Your task is to tally the lines of the listing containing the word "subtitle" and report the figure alone.
>>
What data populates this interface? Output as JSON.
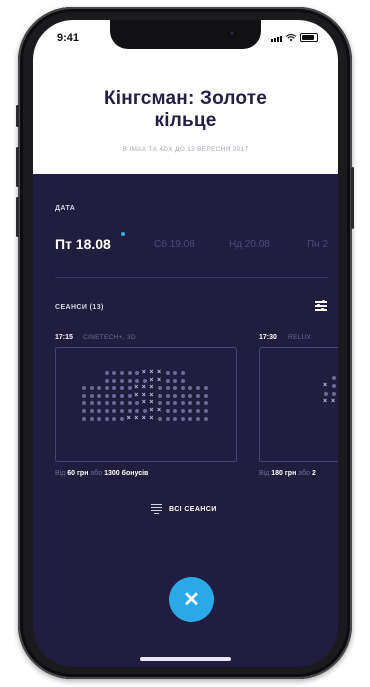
{
  "status_bar": {
    "time": "9:41"
  },
  "movie": {
    "title_line1": "Кінгсман: Золоте",
    "title_line2": "кільце",
    "subtitle": "В IMAX ТА 4DX ДО 13 ВЕРЕСНЯ 2017"
  },
  "date_section": {
    "label": "ДАТА",
    "dates": [
      {
        "label": "Пт 18.08",
        "selected": true
      },
      {
        "label": "Сб 19.08",
        "selected": false
      },
      {
        "label": "Нд 20.08",
        "selected": false
      },
      {
        "label": "Пн 2",
        "selected": false
      }
    ]
  },
  "sessions": {
    "label": "СЕАНСИ (13)",
    "cards": [
      {
        "time": "17:15",
        "cinema": "CINETECH+, 3D",
        "price_prefix": "Від",
        "price": "60 грн",
        "price_or": "або",
        "bonus": "1300 бонусів"
      },
      {
        "time": "17:30",
        "cinema": "RELUX",
        "price_prefix": "Від",
        "price": "180 грн",
        "price_or": "або",
        "bonus": "2"
      }
    ],
    "all_label": "ВСІ СЕАНСИ"
  },
  "close_button": {
    "symbol": "✕"
  },
  "colors": {
    "background": "#211d3f",
    "accent": "#2aa9e8",
    "title": "#231f44"
  },
  "icons": [
    "signal-icon",
    "wifi-icon",
    "battery-icon",
    "filter-icon",
    "list-icon",
    "close-icon"
  ]
}
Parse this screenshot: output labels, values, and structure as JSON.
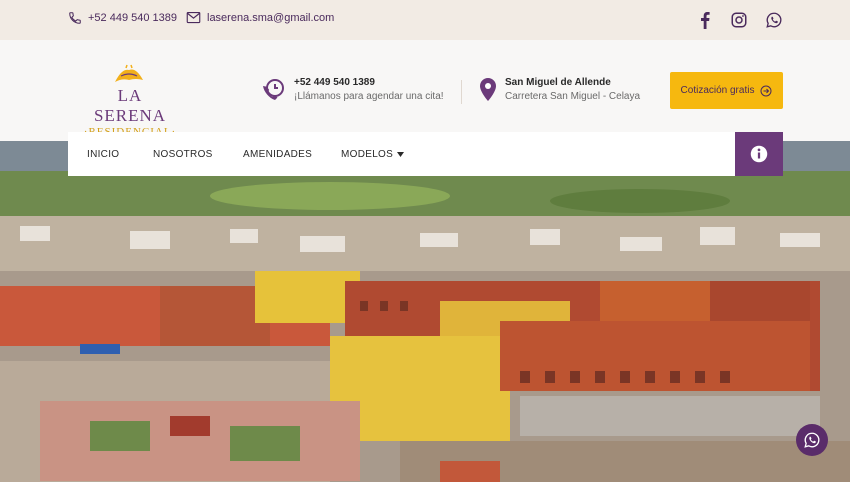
{
  "topbar": {
    "phone": "+52 449 540 1389",
    "email": "laserena.sma@gmail.com",
    "social": [
      "facebook-icon",
      "instagram-icon",
      "whatsapp-icon"
    ]
  },
  "logo": {
    "line1": "LA SERENA",
    "line2": "·RESIDENCIAL·"
  },
  "contact_phone": {
    "title": "+52 449 540 1389",
    "subtitle": "¡Llámanos para agendar una cita!"
  },
  "contact_location": {
    "title": "San Miguel de Allende",
    "subtitle": "Carretera San Miguel - Celaya"
  },
  "cta": {
    "label": "Cotización gratis"
  },
  "nav": {
    "items": [
      "INICIO",
      "NOSOTROS",
      "AMENIDADES",
      "MODELOS"
    ]
  },
  "colors": {
    "brand_purple": "#6b3a7a",
    "brand_yellow": "#f6b80f",
    "topbar_bg": "#f2ebe4"
  }
}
<<
* In response
3